What is required ▸
Check every line of the material below for "name". Give the number of lines that have it, and only that.

Records contained in a dataset ▸
--- begin ---

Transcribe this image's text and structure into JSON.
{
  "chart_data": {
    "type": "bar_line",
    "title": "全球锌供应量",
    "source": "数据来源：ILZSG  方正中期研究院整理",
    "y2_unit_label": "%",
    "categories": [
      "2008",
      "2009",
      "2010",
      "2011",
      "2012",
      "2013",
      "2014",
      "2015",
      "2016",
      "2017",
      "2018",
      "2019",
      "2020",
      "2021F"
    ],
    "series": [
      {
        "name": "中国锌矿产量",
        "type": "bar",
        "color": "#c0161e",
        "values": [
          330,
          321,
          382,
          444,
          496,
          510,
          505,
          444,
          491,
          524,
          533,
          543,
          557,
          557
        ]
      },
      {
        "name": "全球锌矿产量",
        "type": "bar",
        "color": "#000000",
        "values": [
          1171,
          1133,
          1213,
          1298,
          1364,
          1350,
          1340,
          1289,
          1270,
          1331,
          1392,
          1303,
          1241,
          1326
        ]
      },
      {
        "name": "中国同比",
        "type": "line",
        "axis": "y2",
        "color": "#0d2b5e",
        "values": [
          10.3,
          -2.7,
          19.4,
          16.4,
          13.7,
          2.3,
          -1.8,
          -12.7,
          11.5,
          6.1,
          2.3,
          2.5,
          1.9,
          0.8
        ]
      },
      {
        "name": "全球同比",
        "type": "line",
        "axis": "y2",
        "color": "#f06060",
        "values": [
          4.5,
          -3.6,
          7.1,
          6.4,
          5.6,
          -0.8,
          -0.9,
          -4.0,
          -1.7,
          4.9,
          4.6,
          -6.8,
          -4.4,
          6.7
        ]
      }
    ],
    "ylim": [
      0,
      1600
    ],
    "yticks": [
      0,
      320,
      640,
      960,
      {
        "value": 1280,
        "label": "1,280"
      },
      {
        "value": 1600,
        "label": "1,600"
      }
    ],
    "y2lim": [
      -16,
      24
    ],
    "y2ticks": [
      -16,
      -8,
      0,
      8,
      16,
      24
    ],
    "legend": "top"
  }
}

--- end ---

Response ▸
4